------ Supplied data ------

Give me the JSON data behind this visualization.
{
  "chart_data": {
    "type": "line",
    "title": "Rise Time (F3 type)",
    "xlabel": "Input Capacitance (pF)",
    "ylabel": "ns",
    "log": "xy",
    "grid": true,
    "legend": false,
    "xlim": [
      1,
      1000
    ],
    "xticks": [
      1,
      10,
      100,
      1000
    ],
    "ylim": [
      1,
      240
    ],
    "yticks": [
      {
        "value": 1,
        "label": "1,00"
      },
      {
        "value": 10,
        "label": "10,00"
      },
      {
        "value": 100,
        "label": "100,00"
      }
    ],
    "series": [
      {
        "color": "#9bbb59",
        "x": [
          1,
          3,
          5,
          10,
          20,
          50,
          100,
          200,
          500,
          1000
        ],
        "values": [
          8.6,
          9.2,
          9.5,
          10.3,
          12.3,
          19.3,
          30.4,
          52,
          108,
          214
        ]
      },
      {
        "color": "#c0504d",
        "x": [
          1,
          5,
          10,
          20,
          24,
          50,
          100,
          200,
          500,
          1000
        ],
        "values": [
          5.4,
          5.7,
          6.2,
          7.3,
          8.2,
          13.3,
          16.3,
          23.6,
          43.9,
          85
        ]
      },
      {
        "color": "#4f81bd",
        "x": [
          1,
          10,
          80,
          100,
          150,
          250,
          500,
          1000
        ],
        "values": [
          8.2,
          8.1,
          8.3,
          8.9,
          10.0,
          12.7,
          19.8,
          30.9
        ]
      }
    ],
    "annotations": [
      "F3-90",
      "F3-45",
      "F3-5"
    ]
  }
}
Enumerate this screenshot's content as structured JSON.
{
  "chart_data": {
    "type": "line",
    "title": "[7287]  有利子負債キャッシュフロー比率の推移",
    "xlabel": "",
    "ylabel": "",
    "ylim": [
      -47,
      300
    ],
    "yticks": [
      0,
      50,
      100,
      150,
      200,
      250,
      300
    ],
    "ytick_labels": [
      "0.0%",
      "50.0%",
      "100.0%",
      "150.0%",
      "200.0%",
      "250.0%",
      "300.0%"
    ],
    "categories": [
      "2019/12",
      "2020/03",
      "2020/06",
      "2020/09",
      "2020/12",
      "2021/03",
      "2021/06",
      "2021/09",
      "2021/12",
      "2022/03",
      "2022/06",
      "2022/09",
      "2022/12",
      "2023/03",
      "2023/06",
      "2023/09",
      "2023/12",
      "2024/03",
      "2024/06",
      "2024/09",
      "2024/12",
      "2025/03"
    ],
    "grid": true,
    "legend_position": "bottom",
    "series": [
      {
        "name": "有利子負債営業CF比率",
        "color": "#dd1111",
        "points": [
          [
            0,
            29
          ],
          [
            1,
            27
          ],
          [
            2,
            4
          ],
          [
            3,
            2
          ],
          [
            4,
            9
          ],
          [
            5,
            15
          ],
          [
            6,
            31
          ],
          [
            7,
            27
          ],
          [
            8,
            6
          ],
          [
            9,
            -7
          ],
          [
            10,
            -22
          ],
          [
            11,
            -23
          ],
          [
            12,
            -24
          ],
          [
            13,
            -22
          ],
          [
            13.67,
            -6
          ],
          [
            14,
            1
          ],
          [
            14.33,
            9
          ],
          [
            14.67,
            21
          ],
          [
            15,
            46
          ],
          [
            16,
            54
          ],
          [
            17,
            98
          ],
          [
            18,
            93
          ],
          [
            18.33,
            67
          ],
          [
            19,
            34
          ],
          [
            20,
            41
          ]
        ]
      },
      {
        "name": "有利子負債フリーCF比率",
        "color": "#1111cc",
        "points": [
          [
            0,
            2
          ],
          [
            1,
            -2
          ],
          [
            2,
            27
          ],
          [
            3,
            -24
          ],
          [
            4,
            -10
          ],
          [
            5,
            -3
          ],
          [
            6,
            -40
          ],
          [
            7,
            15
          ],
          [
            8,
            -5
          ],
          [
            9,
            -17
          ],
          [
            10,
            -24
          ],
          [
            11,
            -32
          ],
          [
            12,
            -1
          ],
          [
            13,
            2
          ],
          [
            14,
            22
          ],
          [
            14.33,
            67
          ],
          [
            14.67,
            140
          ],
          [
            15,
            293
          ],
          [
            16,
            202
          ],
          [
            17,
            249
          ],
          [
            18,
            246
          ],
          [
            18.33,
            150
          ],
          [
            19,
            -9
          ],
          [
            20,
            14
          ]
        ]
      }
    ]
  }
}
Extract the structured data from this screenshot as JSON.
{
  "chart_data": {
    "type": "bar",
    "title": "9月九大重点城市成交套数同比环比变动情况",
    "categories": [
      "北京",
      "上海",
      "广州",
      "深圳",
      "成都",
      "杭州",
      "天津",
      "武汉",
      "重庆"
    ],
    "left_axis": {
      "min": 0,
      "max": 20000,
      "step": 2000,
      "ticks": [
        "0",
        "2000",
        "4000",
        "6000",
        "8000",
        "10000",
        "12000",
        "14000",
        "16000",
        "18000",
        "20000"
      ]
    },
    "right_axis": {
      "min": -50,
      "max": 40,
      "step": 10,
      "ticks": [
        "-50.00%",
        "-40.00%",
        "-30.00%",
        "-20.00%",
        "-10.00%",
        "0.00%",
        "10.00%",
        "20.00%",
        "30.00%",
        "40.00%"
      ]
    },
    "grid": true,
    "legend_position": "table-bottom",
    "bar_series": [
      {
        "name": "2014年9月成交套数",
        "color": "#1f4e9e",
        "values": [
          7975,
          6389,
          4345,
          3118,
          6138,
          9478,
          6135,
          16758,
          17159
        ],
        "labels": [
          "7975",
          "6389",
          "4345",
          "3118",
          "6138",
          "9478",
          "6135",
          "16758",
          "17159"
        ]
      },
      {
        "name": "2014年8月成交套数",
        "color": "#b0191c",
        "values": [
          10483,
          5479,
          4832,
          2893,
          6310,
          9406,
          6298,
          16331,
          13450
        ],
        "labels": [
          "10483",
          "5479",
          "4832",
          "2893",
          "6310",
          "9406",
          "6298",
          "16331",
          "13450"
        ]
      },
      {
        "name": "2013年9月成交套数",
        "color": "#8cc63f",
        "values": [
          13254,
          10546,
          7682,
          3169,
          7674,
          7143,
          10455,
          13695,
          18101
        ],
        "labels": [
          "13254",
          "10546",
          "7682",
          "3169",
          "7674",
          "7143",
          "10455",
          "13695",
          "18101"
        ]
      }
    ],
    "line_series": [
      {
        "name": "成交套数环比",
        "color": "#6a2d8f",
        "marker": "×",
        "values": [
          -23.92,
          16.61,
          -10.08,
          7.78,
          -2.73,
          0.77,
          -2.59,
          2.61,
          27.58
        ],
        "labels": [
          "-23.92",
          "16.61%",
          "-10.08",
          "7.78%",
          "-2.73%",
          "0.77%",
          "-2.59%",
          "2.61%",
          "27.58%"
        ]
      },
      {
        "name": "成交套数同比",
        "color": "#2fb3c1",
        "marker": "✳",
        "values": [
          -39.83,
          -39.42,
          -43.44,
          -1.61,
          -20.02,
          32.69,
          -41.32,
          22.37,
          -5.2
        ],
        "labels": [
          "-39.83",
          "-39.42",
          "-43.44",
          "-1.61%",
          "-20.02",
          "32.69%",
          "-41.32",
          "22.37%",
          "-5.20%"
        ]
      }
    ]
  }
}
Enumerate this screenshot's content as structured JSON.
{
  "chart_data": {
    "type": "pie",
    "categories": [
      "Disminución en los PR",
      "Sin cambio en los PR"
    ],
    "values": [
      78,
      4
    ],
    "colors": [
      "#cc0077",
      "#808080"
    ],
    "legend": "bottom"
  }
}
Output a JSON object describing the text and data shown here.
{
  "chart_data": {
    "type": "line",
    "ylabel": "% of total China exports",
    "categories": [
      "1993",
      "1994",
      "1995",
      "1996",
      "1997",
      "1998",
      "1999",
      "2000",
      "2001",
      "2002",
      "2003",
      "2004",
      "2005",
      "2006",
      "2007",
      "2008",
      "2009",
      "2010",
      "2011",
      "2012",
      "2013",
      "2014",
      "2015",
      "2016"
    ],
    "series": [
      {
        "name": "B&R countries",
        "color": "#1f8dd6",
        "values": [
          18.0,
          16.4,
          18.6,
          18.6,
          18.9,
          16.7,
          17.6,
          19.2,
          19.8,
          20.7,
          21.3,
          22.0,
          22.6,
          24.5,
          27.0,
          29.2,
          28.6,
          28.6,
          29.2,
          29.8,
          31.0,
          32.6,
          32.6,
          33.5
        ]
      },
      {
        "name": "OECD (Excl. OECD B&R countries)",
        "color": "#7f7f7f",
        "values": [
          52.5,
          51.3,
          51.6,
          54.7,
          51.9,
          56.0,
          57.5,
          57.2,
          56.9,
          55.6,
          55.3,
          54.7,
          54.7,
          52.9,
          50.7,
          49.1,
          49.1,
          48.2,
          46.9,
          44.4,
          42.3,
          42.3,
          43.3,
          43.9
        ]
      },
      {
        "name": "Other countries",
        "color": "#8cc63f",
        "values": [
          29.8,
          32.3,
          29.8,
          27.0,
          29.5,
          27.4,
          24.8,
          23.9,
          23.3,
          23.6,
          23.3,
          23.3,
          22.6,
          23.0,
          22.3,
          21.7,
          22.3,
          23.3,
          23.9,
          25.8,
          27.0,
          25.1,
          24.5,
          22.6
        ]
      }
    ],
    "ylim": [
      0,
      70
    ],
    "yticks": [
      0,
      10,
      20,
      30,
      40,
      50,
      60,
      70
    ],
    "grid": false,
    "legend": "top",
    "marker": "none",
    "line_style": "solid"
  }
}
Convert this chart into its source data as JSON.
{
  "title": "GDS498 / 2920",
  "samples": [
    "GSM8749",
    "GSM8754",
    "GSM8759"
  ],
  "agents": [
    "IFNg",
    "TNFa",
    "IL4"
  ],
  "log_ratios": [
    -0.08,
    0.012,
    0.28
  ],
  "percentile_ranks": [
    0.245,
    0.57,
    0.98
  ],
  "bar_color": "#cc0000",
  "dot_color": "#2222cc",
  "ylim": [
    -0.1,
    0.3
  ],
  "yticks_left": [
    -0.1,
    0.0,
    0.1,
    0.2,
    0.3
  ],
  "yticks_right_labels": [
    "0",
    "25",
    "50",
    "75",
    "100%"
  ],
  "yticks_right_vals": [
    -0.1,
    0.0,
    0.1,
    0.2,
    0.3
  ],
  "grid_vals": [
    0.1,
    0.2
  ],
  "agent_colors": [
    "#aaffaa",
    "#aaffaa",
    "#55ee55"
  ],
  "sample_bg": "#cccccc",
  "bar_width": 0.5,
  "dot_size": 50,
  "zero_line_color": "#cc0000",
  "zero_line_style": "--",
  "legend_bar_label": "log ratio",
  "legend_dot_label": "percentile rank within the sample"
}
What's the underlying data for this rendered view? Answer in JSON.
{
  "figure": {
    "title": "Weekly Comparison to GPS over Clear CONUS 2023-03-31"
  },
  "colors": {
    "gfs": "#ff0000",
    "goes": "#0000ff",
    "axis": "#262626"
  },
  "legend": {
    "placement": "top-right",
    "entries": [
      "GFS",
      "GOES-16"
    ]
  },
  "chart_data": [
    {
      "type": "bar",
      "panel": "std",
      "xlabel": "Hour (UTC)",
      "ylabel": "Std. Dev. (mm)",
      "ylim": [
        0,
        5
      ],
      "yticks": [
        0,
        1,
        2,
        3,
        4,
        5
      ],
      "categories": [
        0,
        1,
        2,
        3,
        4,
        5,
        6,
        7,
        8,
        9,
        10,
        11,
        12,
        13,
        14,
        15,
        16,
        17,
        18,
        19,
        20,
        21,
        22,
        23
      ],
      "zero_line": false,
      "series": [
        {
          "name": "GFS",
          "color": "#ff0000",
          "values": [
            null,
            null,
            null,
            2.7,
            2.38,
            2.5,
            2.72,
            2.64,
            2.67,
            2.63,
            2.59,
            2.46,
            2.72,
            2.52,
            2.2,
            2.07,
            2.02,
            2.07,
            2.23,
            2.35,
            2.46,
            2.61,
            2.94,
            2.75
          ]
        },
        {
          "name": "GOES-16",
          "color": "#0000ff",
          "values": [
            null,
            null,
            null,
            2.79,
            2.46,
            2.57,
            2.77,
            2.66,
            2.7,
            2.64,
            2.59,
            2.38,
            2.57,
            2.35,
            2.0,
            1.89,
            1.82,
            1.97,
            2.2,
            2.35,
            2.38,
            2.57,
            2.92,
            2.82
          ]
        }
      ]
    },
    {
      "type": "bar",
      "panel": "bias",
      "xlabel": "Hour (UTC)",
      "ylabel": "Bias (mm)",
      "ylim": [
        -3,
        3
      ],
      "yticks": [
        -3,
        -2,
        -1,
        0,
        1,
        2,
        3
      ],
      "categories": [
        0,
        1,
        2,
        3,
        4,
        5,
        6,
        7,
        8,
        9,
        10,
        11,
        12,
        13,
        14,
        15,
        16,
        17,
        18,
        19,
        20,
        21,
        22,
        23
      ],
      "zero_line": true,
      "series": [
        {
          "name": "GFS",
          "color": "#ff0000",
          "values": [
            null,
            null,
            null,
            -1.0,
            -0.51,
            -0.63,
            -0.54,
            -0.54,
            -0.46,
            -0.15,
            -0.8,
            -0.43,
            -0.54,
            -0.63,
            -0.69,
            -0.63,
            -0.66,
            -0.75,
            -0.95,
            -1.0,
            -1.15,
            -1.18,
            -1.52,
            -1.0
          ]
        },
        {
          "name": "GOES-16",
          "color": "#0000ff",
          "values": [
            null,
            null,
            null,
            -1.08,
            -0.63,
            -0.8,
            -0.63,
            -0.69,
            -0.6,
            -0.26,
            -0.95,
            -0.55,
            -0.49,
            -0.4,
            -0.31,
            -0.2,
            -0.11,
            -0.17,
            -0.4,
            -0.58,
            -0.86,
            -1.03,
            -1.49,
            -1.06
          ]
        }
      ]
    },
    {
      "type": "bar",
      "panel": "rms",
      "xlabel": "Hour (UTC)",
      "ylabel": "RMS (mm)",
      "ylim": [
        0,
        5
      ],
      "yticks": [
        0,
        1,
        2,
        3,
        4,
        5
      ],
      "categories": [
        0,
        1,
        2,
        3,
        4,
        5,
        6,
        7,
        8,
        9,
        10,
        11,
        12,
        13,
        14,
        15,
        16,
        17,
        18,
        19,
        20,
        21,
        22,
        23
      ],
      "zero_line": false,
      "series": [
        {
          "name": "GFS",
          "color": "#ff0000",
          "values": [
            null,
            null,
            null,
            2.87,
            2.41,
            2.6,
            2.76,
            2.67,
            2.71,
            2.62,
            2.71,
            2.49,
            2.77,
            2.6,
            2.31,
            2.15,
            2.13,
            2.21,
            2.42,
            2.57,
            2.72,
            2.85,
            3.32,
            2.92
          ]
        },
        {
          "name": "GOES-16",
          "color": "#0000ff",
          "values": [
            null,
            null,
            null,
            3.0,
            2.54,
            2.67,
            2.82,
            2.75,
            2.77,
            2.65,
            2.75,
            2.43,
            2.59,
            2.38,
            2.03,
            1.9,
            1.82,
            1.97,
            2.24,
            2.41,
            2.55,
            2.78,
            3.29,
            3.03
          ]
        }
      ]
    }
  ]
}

------

◆ Task description ◆
Copy every single line of the material above that holds "title".

◆ Exercise answer ◆
    "title": "Rise Time (F3 type)",
    "title": "[7287]  有利子負債キャッシュフロー比率の推移",
    "title": "9月九大重点城市成交套数同比环比变动情况",
  "title": "GDS498 / 2920",
    "title": "Weekly Comparison to GPS over Clear CONUS 2023-03-31"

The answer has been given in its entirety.